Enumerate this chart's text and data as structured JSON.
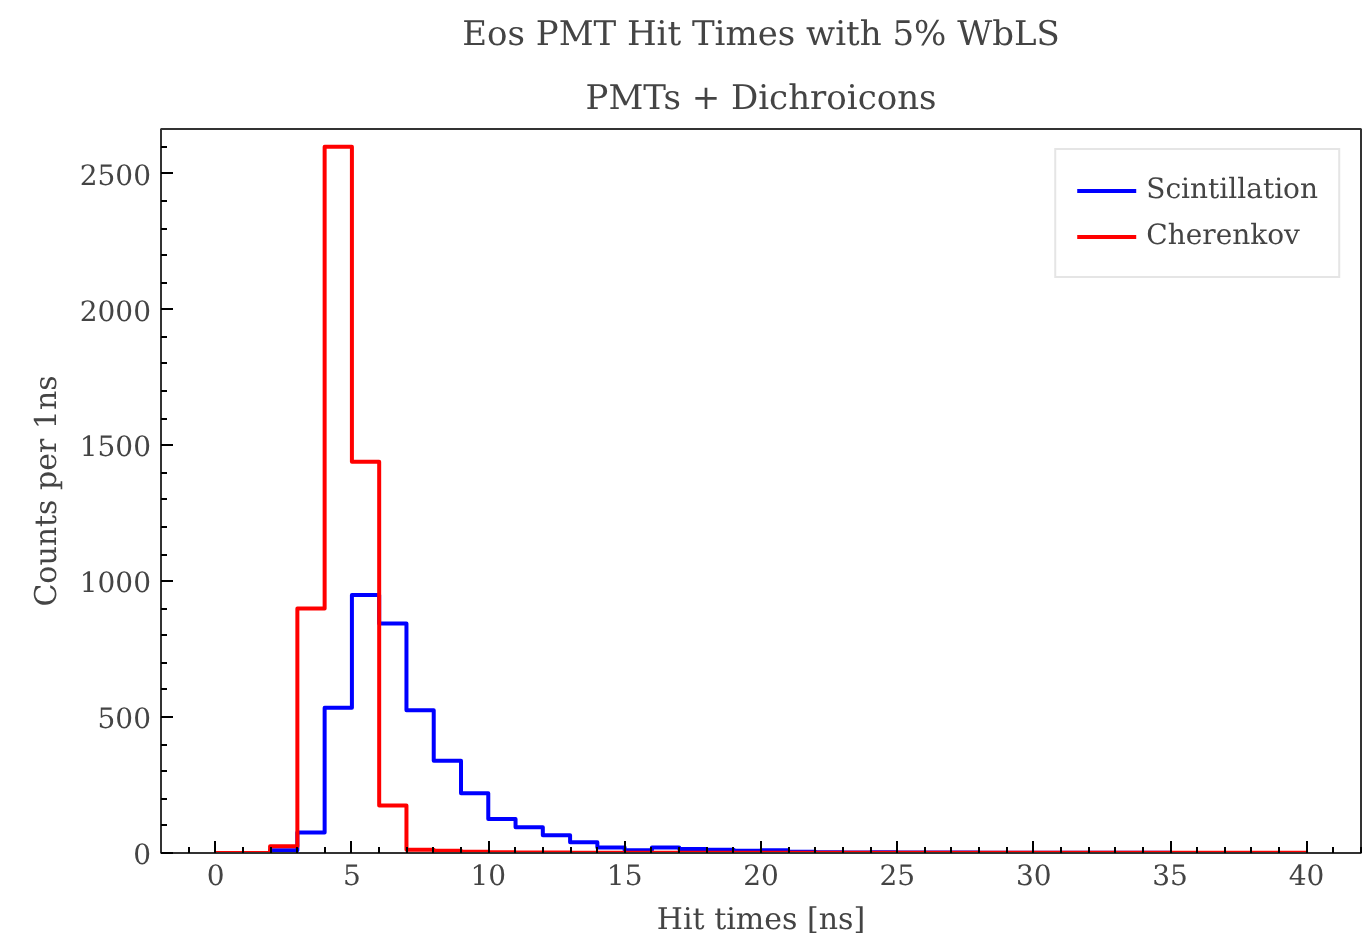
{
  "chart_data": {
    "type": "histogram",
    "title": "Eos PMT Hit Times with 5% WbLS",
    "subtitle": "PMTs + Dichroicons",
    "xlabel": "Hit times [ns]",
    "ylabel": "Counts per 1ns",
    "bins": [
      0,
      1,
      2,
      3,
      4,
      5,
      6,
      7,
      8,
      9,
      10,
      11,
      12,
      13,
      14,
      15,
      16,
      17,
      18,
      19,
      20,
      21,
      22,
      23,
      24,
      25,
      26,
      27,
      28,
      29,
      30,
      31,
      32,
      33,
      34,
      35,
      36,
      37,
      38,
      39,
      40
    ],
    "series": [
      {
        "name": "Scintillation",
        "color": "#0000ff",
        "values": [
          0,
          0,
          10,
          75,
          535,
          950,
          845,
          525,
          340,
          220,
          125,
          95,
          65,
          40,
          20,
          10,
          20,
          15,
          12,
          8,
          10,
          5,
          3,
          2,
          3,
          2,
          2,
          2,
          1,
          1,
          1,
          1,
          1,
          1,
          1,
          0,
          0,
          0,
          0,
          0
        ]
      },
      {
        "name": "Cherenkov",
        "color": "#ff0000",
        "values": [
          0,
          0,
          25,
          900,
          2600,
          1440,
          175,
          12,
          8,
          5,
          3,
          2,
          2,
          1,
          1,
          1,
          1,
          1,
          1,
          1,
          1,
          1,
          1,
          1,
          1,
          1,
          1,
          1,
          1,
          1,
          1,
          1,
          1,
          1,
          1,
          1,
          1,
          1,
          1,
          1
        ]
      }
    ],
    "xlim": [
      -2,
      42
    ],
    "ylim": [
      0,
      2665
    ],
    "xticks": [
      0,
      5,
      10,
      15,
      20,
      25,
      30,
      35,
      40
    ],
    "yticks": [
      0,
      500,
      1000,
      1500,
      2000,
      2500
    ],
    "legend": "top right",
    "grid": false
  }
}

▶ **Task**: Reproduce the entries above word for word. Pictures stay out.

▶ **Response**:
Enumerate this chart's text and data as structured JSON.
{
  "chart_data": {
    "type": "histogram",
    "title": "Eos PMT Hit Times with 5% WbLS",
    "subtitle": "PMTs + Dichroicons",
    "xlabel": "Hit times [ns]",
    "ylabel": "Counts per 1ns",
    "bins": [
      0,
      1,
      2,
      3,
      4,
      5,
      6,
      7,
      8,
      9,
      10,
      11,
      12,
      13,
      14,
      15,
      16,
      17,
      18,
      19,
      20,
      21,
      22,
      23,
      24,
      25,
      26,
      27,
      28,
      29,
      30,
      31,
      32,
      33,
      34,
      35,
      36,
      37,
      38,
      39,
      40
    ],
    "series": [
      {
        "name": "Scintillation",
        "color": "#0000ff",
        "values": [
          0,
          0,
          10,
          75,
          535,
          950,
          845,
          525,
          340,
          220,
          125,
          95,
          65,
          40,
          20,
          10,
          20,
          15,
          12,
          8,
          10,
          5,
          3,
          2,
          3,
          2,
          2,
          2,
          1,
          1,
          1,
          1,
          1,
          1,
          1,
          0,
          0,
          0,
          0,
          0
        ]
      },
      {
        "name": "Cherenkov",
        "color": "#ff0000",
        "values": [
          0,
          0,
          25,
          900,
          2600,
          1440,
          175,
          12,
          8,
          5,
          3,
          2,
          2,
          1,
          1,
          1,
          1,
          1,
          1,
          1,
          1,
          1,
          1,
          1,
          1,
          1,
          1,
          1,
          1,
          1,
          1,
          1,
          1,
          1,
          1,
          1,
          1,
          1,
          1,
          1
        ]
      }
    ],
    "xlim": [
      -2,
      42
    ],
    "ylim": [
      0,
      2665
    ],
    "xticks": [
      0,
      5,
      10,
      15,
      20,
      25,
      30,
      35,
      40
    ],
    "yticks": [
      0,
      500,
      1000,
      1500,
      2000,
      2500
    ],
    "legend": "top right",
    "grid": false
  }
}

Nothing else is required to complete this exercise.